(Dataset records)
start

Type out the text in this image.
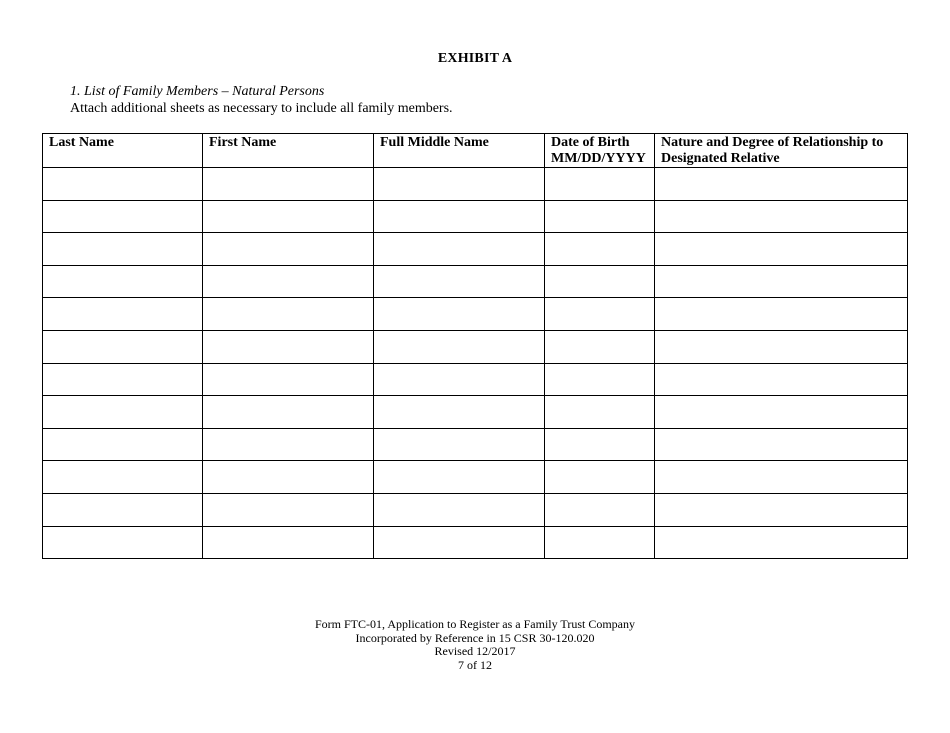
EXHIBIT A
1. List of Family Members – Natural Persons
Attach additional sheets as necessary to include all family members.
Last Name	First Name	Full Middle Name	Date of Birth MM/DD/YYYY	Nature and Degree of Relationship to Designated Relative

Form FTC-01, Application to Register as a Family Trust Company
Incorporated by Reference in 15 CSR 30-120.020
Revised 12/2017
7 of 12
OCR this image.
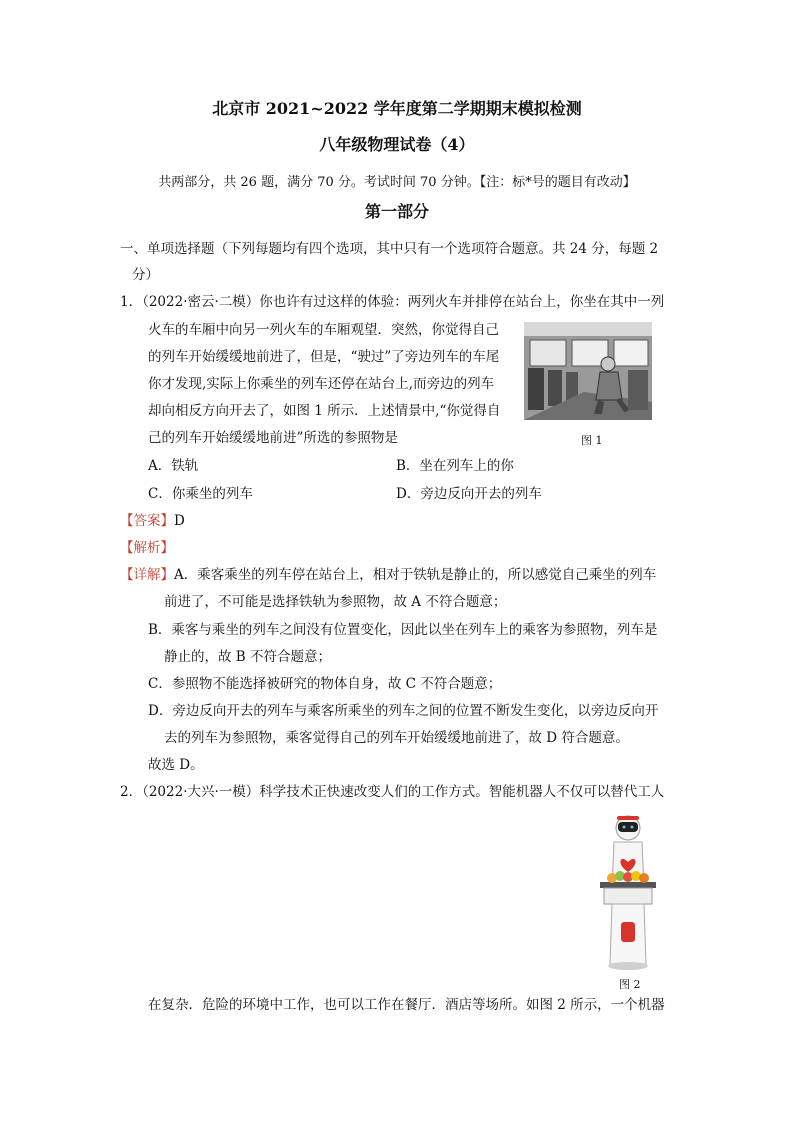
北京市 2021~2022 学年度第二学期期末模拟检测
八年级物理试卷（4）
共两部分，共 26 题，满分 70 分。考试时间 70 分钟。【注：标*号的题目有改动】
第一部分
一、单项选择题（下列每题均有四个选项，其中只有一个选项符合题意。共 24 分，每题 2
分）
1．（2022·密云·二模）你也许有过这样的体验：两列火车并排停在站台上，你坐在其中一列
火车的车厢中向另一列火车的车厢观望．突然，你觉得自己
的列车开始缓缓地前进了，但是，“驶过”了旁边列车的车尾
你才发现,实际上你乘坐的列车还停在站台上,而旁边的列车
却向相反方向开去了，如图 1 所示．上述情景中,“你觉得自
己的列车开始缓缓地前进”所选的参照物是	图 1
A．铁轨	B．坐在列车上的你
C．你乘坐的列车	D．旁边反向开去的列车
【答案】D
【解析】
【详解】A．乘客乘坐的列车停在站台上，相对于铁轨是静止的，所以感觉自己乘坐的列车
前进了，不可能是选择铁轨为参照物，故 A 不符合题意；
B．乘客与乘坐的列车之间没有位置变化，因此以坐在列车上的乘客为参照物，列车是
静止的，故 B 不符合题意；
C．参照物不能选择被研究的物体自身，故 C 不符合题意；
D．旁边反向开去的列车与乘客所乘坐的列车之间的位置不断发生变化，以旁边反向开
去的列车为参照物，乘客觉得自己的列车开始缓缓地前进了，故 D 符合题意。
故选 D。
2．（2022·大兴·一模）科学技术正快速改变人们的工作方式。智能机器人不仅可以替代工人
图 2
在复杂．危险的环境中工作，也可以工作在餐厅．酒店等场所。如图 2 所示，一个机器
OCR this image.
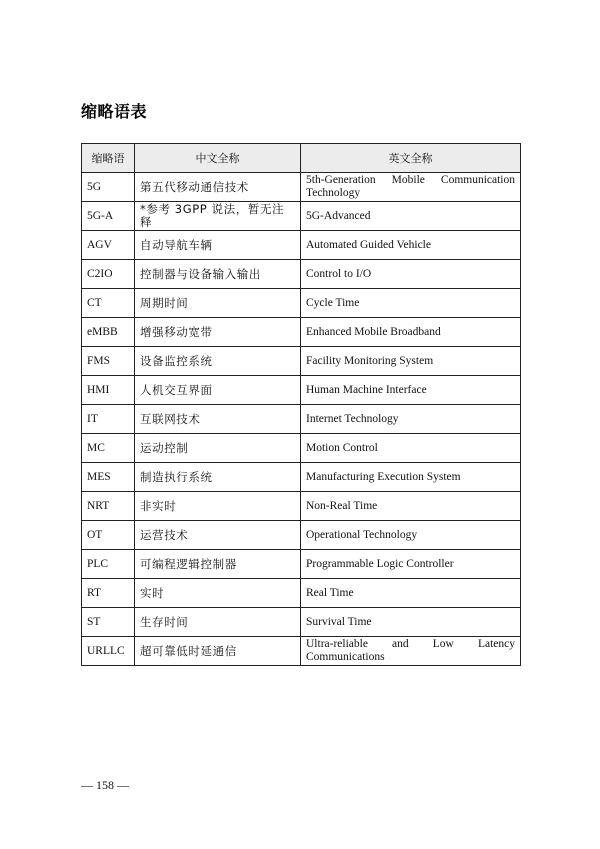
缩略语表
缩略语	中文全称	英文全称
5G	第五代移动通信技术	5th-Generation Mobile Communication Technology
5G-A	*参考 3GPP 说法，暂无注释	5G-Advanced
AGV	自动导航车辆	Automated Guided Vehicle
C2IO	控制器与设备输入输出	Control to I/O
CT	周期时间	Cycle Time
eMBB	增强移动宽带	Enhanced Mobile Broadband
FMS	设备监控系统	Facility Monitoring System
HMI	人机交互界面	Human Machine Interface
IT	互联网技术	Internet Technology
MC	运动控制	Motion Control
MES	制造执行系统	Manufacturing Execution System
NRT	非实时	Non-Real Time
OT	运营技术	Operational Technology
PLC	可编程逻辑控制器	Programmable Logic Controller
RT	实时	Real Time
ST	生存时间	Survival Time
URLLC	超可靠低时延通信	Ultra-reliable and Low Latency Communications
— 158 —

end

Copy out all the data without changing anything, and drop the pictures.

Type out the text in this image.
EXHIBIT A
1. List of Family Members – Natural Persons
Attach additional sheets as necessary to include all family members.
Last Name	First Name	Full Middle Name	Date of Birth MM/DD/YYYY	Nature and Degree of Relationship to Designated Relative

Form FTC-01, Application to Register as a Family Trust Company
Incorporated by Reference in 15 CSR 30-120.020
Revised 12/2017
7 of 12
OCR this image.
北京市 2021~2022 学年度第二学期期末模拟检测
八年级物理试卷（4）
共两部分，共 26 题，满分 70 分。考试时间 70 分钟。【注：标*号的题目有改动】
第一部分
一、单项选择题（下列每题均有四个选项，其中只有一个选项符合题意。共 24 分，每题 2
分）
1．（2022·密云·二模）你也许有过这样的体验：两列火车并排停在站台上，你坐在其中一列
火车的车厢中向另一列火车的车厢观望．突然，你觉得自己
的列车开始缓缓地前进了，但是，“驶过”了旁边列车的车尾
你才发现,实际上你乘坐的列车还停在站台上,而旁边的列车
却向相反方向开去了，如图 1 所示．上述情景中,“你觉得自
己的列车开始缓缓地前进”所选的参照物是	图 1
A．铁轨	B．坐在列车上的你
C．你乘坐的列车	D．旁边反向开去的列车
【答案】D
【解析】
【详解】A．乘客乘坐的列车停在站台上，相对于铁轨是静止的，所以感觉自己乘坐的列车
前进了，不可能是选择铁轨为参照物，故 A 不符合题意；
B．乘客与乘坐的列车之间没有位置变化，因此以坐在列车上的乘客为参照物，列车是
静止的，故 B 不符合题意；
C．参照物不能选择被研究的物体自身，故 C 不符合题意；
D．旁边反向开去的列车与乘客所乘坐的列车之间的位置不断发生变化，以旁边反向开
去的列车为参照物，乘客觉得自己的列车开始缓缓地前进了，故 D 符合题意。
故选 D。
2．（2022·大兴·一模）科学技术正快速改变人们的工作方式。智能机器人不仅可以替代工人
图 2
在复杂．危险的环境中工作，也可以工作在餐厅．酒店等场所。如图 2 所示，一个机器
OCR this image.
缩略语表
缩略语	中文全称	英文全称
5G	第五代移动通信技术	5th-Generation Mobile Communication Technology
5G-A	*参考 3GPP 说法，暂无注释	5G-Advanced
AGV	自动导航车辆	Automated Guided Vehicle
C2IO	控制器与设备输入输出	Control to I/O
CT	周期时间	Cycle Time
eMBB	增强移动宽带	Enhanced Mobile Broadband
FMS	设备监控系统	Facility Monitoring System
HMI	人机交互界面	Human Machine Interface
IT	互联网技术	Internet Technology
MC	运动控制	Motion Control
MES	制造执行系统	Manufacturing Execution System
NRT	非实时	Non-Real Time
OT	运营技术	Operational Technology
PLC	可编程逻辑控制器	Programmable Logic Controller
RT	实时	Real Time
ST	生存时间	Survival Time
URLLC	超可靠低时延通信	Ultra-reliable and Low Latency Communications
— 158 —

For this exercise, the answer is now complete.